What is being asked:
Pick out each line below containing "JSON".

The data:
— Start —

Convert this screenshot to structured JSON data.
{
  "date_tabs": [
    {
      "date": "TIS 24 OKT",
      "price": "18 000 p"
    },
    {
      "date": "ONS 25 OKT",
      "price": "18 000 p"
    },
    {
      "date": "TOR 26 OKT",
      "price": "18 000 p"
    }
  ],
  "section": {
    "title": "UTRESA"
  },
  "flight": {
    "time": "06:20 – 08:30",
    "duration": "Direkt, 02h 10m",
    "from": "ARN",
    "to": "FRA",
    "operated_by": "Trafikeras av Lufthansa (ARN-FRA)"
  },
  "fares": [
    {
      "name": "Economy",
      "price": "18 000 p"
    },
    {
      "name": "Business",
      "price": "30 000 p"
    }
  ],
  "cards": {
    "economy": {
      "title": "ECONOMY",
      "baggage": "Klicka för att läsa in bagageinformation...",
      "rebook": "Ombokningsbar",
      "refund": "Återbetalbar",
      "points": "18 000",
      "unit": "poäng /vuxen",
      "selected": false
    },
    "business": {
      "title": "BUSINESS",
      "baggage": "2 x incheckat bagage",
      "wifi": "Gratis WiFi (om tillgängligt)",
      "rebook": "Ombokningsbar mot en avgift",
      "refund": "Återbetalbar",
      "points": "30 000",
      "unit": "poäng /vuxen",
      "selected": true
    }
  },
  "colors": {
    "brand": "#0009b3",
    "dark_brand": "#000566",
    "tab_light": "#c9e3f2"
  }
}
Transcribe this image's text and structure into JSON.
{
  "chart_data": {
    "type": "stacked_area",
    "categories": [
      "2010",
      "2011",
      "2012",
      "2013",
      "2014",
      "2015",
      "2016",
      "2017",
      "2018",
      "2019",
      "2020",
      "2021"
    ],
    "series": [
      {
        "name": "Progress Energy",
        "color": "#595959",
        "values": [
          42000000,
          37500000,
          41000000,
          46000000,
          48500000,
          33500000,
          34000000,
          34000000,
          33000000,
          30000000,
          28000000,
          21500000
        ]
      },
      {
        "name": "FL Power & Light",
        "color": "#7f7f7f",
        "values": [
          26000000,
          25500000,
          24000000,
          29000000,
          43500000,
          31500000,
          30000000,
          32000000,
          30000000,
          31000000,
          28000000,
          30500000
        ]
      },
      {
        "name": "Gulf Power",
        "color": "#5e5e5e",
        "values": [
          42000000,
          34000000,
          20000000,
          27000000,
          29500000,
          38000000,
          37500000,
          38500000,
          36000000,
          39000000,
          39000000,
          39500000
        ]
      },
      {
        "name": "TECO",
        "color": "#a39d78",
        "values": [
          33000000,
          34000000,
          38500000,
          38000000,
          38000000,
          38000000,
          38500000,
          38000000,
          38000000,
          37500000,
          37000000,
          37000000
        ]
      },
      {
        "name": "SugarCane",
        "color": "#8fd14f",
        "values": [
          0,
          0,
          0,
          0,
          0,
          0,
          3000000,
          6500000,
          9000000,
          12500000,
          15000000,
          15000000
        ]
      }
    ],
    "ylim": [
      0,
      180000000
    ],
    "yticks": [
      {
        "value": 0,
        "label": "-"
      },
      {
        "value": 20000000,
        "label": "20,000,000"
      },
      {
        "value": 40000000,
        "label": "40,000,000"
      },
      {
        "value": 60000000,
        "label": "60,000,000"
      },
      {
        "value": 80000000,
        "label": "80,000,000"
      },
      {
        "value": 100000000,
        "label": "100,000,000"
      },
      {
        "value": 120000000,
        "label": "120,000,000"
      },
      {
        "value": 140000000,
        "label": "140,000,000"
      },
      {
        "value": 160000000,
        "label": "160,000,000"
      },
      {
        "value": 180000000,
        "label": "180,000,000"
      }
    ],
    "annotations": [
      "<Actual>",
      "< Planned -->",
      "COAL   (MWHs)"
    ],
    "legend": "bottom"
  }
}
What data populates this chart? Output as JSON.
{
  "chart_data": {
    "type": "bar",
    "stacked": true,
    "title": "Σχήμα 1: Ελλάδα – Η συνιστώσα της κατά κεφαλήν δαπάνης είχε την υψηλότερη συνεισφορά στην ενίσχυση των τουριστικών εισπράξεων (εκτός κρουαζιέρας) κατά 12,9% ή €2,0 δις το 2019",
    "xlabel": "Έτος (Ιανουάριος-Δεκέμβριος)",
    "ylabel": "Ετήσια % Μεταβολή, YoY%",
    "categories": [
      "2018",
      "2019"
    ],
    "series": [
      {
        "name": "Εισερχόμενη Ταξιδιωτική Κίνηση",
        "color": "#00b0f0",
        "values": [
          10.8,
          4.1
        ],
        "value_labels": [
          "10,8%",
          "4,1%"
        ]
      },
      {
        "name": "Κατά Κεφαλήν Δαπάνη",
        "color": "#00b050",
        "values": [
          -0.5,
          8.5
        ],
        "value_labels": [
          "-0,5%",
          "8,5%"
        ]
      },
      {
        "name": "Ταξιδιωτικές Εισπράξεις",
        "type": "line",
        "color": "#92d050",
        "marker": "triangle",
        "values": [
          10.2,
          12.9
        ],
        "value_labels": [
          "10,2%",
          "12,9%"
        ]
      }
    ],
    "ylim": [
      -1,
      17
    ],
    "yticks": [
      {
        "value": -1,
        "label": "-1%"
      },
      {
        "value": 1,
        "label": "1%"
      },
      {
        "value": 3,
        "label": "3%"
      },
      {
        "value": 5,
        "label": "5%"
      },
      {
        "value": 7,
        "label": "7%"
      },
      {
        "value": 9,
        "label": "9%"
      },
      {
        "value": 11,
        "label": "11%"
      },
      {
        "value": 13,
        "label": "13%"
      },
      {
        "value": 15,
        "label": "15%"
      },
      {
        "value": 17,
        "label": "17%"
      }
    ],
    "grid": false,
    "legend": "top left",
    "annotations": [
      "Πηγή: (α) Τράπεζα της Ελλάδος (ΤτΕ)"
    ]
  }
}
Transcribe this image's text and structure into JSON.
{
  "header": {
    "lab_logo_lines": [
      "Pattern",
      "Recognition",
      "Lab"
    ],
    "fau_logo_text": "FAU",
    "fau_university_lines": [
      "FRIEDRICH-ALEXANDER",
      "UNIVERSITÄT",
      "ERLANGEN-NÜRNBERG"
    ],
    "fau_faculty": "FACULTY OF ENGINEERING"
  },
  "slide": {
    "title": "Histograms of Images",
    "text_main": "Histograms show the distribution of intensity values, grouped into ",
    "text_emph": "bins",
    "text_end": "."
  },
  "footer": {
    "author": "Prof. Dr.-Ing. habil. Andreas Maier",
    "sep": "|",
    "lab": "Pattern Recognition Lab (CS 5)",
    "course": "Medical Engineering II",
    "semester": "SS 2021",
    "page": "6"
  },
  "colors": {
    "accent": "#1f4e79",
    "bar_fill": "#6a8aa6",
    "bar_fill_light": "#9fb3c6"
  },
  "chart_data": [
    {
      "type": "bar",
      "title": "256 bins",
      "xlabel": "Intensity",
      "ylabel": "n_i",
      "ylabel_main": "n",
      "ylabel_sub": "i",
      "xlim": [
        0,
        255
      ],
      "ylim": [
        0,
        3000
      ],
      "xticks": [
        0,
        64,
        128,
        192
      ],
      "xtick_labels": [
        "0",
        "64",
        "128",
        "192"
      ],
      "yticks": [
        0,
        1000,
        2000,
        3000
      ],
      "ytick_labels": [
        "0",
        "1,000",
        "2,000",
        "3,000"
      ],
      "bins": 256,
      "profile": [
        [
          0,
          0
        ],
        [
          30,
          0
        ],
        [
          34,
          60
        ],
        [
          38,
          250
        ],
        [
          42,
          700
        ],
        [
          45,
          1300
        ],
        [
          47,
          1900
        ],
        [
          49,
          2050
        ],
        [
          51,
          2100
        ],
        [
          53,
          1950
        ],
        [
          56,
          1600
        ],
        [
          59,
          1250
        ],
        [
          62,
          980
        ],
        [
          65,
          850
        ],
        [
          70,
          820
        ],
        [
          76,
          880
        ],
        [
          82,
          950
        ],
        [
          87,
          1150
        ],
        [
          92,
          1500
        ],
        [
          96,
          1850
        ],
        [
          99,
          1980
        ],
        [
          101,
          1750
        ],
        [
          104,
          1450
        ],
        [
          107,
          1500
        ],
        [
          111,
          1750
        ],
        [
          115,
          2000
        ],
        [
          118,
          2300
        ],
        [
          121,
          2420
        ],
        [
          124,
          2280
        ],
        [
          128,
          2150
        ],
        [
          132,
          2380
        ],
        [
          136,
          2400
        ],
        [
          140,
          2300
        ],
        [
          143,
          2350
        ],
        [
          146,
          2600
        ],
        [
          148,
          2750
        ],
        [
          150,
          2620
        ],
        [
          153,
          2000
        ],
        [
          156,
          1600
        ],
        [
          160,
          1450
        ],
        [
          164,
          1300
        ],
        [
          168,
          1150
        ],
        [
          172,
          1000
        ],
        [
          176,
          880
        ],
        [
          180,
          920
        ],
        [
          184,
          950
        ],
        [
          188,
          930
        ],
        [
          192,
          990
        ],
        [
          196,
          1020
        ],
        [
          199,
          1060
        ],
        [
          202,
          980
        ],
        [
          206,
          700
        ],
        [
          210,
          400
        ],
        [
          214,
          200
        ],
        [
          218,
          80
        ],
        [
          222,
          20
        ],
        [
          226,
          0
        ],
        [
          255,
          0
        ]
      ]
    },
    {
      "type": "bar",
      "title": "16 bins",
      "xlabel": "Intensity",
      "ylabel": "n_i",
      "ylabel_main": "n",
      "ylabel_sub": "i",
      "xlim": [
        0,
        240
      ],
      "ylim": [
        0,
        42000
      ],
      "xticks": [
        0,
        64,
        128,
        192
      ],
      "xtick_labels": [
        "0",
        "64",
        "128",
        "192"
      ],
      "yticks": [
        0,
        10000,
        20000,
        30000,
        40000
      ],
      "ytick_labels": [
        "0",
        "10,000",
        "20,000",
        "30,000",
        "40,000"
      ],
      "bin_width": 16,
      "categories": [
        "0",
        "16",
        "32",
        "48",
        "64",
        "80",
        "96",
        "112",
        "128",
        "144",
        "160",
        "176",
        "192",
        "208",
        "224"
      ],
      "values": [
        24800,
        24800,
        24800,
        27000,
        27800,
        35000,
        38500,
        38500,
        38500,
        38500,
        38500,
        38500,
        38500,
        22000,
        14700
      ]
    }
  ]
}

— End —

Written solution:
Convert this screenshot to structured JSON data.
Transcribe this image's text and structure into JSON.
What data populates this chart? Output as JSON.
Transcribe this image's text and structure into JSON.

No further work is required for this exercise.